Exercise prompt | Your task is to filter the data below down to the lines holding "artículo".

Dataset entries |

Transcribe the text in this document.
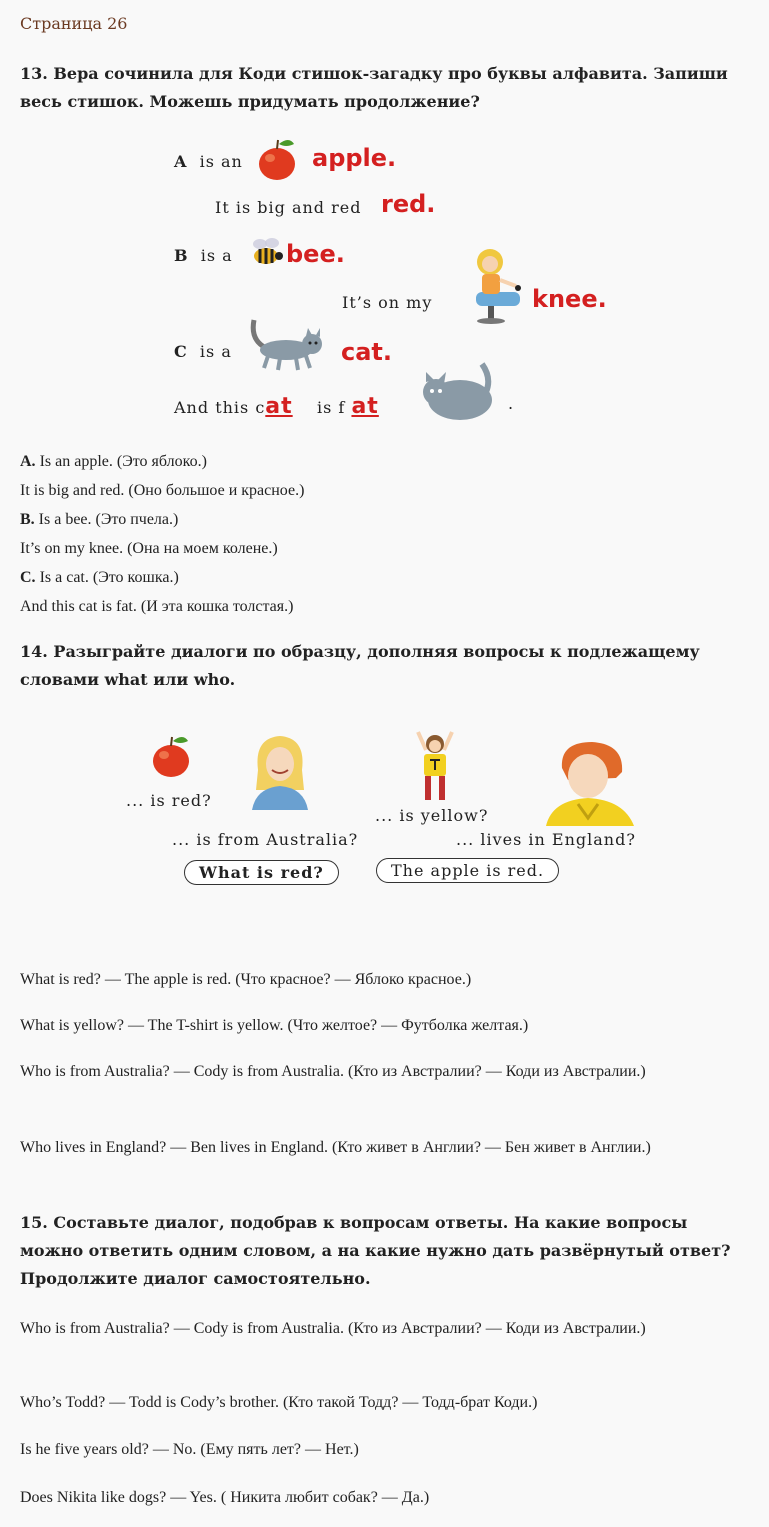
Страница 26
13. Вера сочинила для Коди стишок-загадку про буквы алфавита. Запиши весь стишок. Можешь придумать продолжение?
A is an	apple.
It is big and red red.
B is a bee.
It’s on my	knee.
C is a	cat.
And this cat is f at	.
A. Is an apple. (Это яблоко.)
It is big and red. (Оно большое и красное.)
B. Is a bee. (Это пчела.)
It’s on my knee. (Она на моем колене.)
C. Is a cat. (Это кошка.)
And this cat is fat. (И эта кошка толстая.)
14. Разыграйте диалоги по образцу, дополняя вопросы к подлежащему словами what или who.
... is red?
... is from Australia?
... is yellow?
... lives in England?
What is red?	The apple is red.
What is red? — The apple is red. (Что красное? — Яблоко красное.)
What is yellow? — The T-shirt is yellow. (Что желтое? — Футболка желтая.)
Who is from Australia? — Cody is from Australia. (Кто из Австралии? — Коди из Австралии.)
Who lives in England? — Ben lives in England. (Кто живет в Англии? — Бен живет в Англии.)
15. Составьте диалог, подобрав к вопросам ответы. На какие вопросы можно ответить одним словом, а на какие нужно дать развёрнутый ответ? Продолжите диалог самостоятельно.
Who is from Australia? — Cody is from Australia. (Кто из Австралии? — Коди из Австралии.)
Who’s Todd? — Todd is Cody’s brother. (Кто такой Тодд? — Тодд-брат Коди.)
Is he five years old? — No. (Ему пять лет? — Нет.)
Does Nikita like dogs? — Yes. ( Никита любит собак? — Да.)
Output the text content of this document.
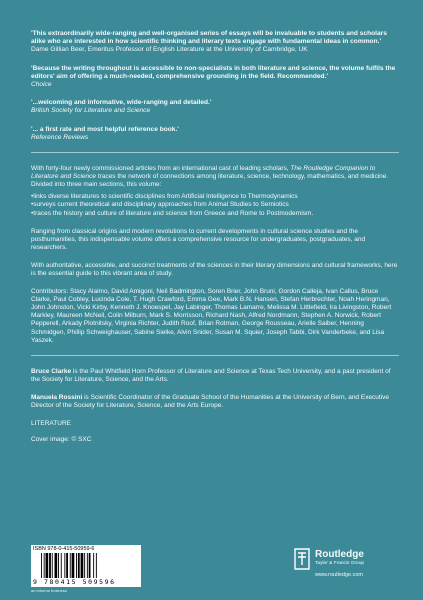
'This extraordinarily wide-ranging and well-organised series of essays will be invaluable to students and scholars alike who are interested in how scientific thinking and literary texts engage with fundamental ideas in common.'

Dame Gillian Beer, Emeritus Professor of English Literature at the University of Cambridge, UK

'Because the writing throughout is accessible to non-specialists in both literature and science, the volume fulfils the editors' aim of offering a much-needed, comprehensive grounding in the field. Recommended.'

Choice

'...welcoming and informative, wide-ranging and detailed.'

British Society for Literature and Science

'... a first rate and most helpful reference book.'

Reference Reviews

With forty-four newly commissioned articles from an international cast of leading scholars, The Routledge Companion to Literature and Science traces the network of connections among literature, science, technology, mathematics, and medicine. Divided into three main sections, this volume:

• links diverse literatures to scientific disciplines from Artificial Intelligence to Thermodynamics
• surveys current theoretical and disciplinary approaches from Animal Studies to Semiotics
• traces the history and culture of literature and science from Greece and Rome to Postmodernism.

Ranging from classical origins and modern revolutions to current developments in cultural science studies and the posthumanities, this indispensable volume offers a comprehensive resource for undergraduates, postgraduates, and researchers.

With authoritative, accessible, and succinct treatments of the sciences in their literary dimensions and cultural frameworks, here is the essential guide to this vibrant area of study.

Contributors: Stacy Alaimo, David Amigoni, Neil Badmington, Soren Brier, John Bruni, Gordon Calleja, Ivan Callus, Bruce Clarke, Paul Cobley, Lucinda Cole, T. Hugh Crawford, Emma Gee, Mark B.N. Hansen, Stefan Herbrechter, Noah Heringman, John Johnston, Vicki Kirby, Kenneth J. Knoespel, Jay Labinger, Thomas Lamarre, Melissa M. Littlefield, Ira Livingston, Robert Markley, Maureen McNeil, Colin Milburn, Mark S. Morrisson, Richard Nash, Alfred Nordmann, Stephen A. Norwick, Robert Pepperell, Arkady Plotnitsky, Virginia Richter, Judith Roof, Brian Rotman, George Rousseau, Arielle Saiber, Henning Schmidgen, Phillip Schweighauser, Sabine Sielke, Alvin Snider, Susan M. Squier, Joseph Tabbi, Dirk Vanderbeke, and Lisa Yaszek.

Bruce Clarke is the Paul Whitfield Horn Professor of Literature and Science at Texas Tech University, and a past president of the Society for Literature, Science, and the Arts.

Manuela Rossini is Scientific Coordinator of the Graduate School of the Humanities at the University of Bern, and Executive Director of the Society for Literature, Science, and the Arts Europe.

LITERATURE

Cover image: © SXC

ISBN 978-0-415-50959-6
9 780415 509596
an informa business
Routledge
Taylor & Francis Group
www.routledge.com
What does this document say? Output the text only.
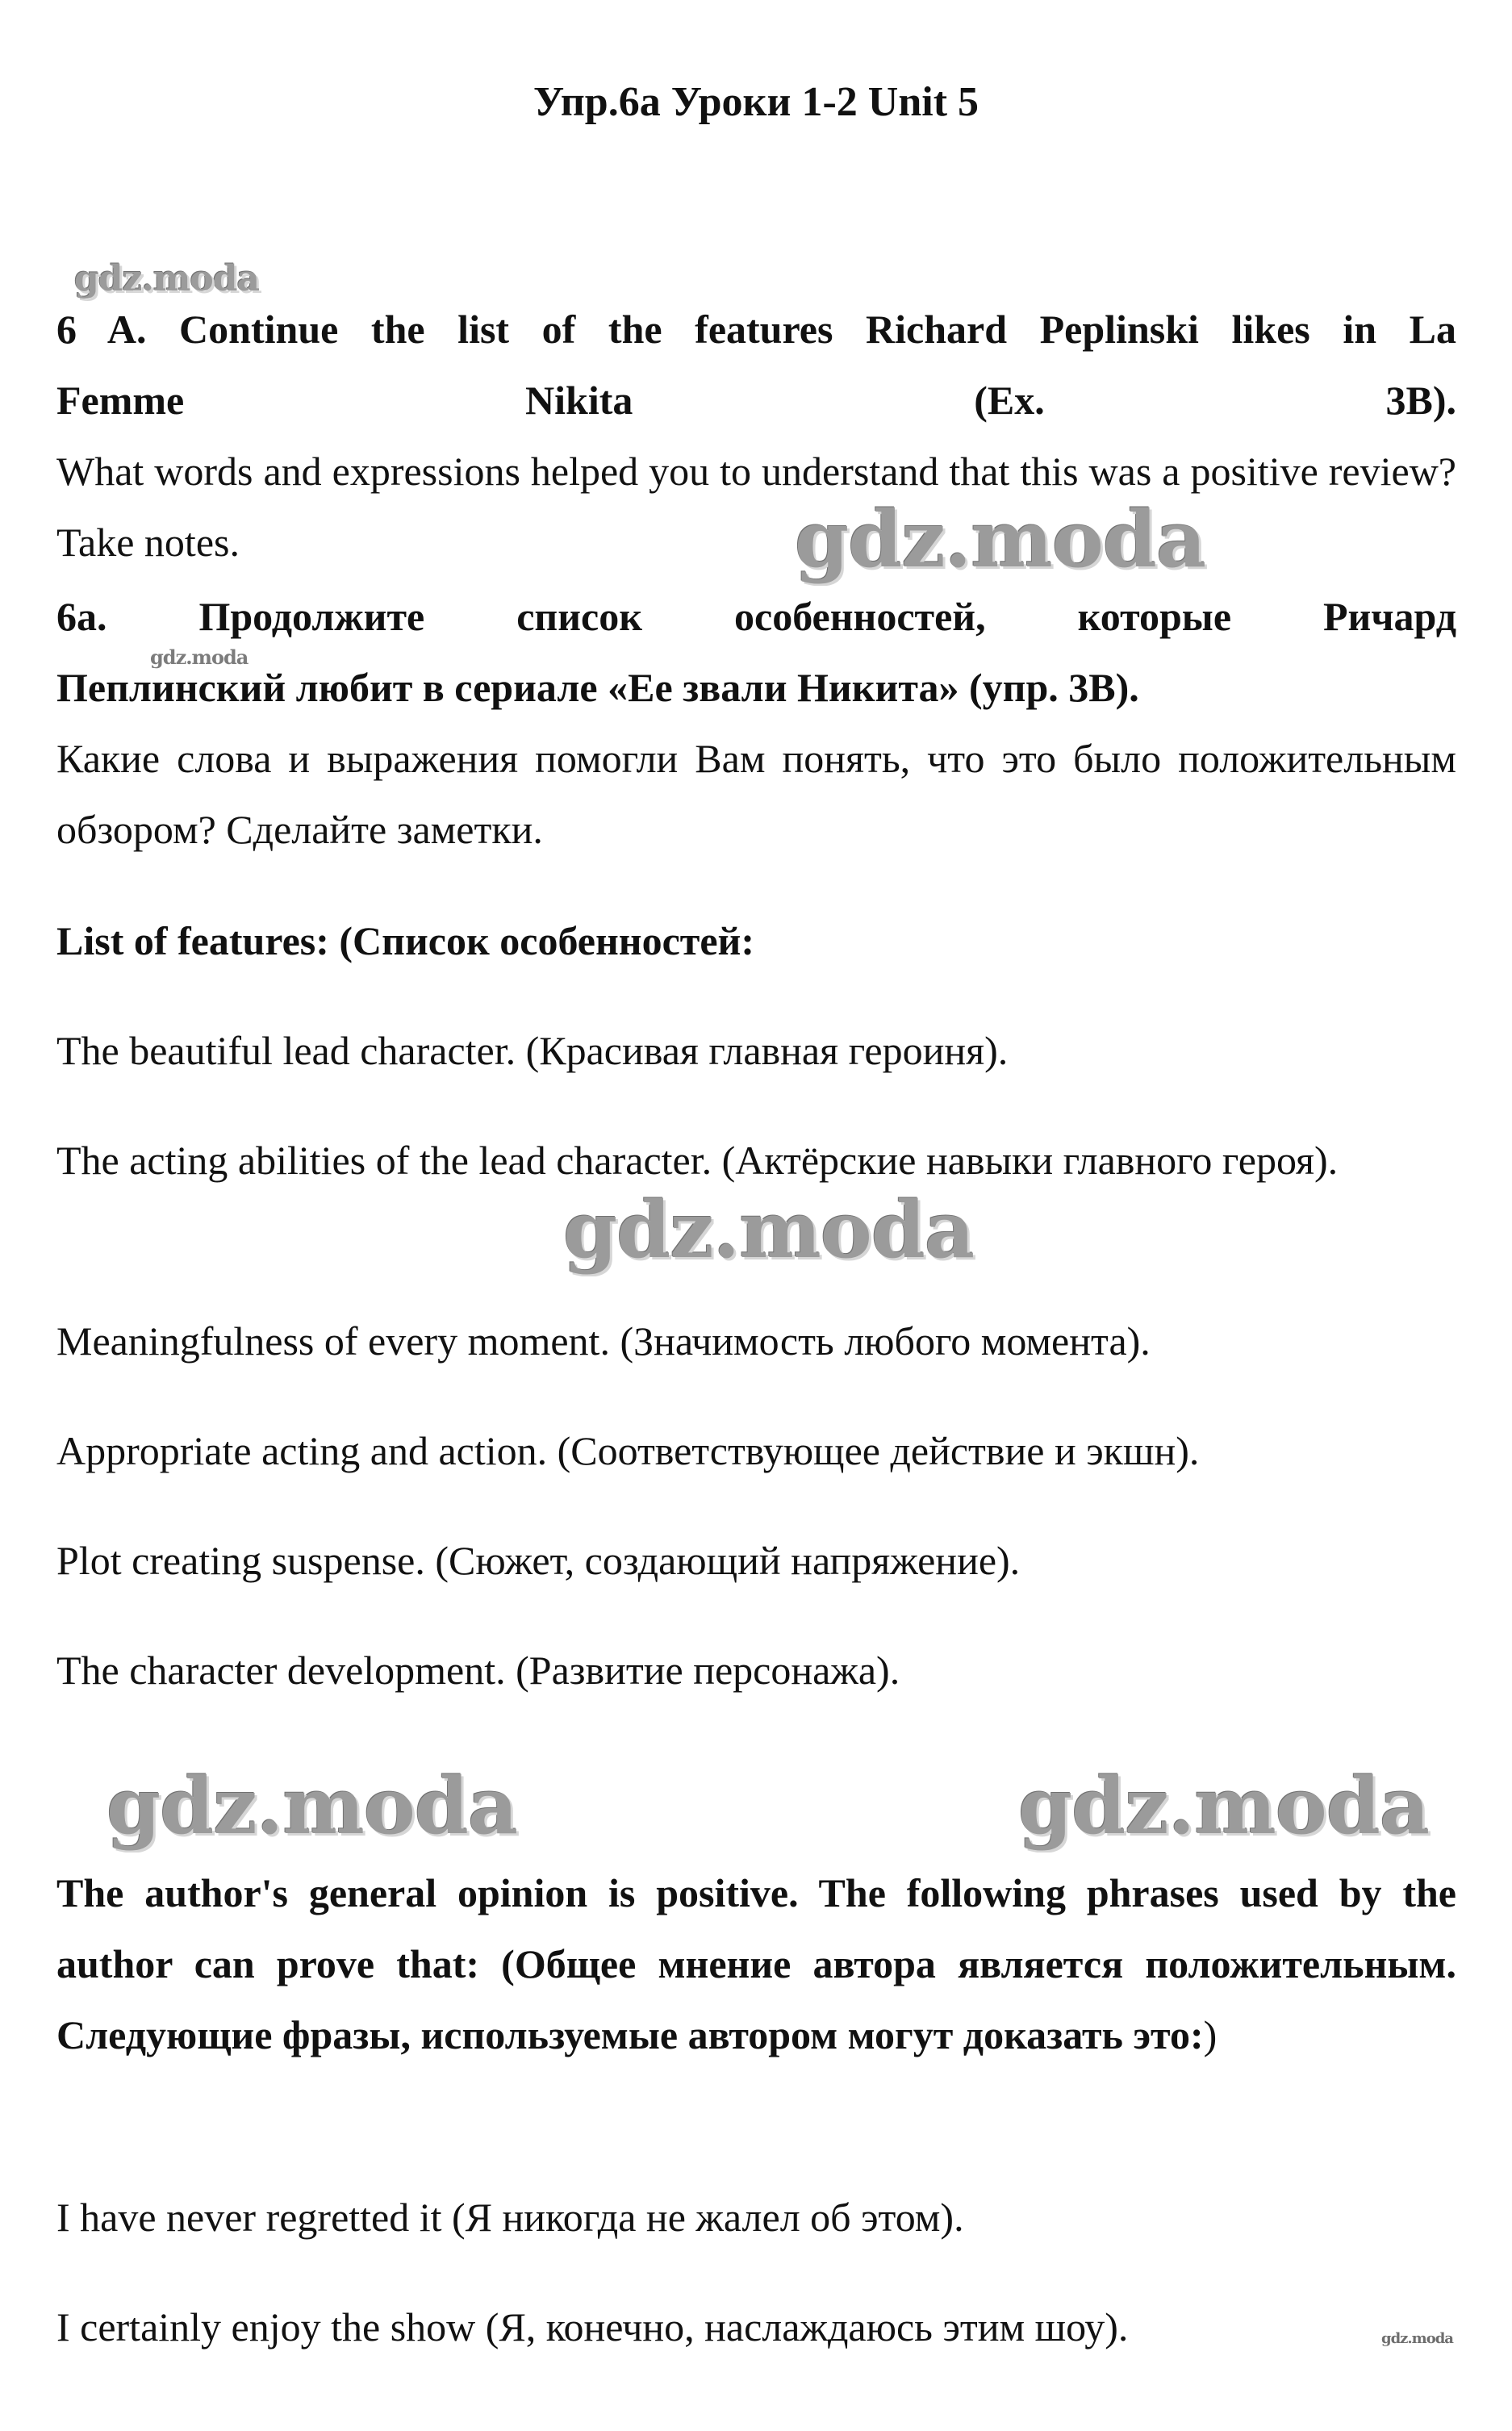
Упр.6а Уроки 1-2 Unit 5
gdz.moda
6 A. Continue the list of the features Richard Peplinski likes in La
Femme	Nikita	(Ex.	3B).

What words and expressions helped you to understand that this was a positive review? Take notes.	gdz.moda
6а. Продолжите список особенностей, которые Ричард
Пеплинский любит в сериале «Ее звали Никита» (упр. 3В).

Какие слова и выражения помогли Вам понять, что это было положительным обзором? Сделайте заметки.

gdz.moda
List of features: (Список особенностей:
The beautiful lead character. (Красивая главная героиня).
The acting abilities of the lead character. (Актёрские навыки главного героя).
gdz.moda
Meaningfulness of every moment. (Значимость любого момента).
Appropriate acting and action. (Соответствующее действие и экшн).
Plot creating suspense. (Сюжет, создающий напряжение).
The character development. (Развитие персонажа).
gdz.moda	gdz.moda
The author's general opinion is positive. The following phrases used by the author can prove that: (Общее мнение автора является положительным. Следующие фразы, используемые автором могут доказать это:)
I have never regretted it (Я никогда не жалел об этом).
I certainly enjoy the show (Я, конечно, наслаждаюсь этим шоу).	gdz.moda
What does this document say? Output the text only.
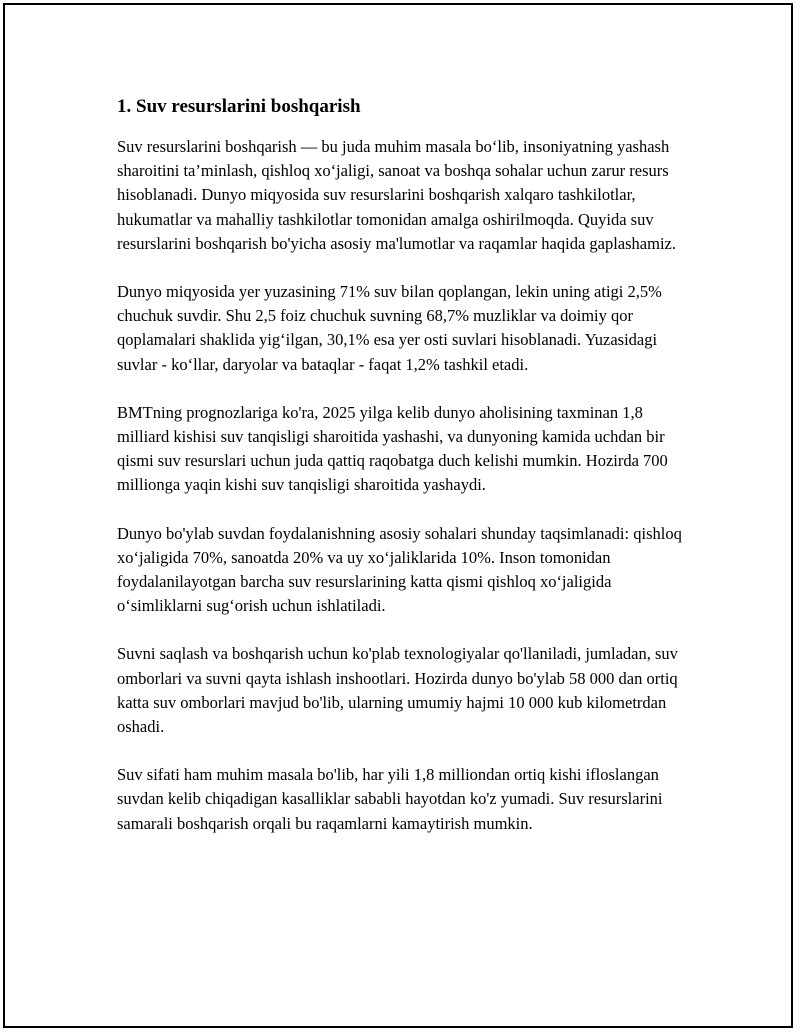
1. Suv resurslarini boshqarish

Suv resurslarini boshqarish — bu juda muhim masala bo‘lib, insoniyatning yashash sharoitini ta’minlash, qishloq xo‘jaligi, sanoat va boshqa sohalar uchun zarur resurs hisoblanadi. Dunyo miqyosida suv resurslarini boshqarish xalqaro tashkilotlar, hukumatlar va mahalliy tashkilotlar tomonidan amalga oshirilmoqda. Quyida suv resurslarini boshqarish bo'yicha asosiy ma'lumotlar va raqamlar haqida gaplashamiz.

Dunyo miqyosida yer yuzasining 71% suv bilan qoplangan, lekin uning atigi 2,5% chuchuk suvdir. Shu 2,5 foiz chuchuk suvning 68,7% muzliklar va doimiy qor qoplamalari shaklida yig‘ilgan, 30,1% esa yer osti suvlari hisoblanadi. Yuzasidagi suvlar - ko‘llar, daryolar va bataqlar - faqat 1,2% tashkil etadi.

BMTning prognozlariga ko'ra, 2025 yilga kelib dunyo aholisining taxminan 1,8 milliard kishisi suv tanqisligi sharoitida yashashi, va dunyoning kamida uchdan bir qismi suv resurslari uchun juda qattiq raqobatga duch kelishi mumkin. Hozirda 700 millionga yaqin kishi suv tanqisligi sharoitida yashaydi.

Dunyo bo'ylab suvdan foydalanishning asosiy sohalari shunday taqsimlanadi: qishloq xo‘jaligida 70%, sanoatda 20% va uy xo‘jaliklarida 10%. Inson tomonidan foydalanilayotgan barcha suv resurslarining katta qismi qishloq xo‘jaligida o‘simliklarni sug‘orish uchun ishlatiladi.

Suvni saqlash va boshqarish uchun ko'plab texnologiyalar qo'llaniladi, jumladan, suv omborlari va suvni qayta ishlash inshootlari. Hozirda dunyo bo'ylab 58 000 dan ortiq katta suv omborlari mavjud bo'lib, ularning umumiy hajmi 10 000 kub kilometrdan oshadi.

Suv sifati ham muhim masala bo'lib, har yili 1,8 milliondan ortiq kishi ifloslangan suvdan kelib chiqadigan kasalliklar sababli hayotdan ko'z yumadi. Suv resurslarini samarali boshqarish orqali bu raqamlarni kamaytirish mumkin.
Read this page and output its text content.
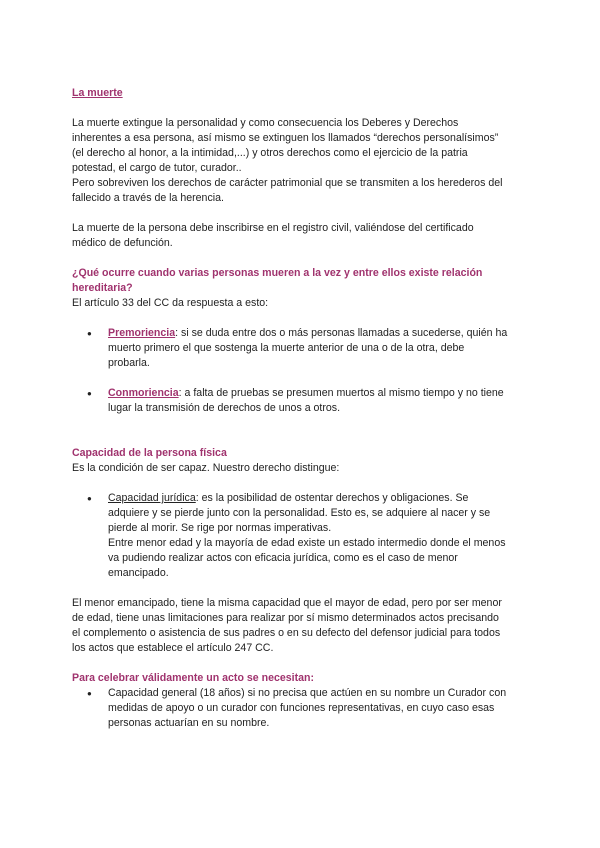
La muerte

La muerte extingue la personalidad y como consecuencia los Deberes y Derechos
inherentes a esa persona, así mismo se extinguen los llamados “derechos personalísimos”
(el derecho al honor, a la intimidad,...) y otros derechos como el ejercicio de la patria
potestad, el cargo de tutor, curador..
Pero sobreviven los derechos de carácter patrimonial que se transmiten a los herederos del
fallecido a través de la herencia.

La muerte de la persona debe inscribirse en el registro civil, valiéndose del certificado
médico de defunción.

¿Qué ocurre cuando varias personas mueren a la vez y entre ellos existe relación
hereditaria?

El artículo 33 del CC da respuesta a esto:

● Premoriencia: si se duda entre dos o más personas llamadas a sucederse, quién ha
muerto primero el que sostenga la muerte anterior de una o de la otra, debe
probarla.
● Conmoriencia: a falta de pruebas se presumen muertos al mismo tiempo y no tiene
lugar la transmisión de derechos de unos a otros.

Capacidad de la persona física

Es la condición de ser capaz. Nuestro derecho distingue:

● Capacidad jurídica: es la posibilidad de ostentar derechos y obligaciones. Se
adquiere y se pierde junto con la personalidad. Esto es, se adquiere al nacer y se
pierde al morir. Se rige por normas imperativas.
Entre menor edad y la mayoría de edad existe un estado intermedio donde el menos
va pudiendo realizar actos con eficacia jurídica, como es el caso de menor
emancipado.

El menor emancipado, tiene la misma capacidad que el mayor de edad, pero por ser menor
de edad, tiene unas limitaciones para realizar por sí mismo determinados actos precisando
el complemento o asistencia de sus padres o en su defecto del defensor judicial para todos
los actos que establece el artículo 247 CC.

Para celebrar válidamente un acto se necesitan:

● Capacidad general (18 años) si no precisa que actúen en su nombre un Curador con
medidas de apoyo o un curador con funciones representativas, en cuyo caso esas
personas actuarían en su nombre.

Result of the task |
El artículo 33 del CC da respuesta a esto:
los actos que establece el artículo 247 CC.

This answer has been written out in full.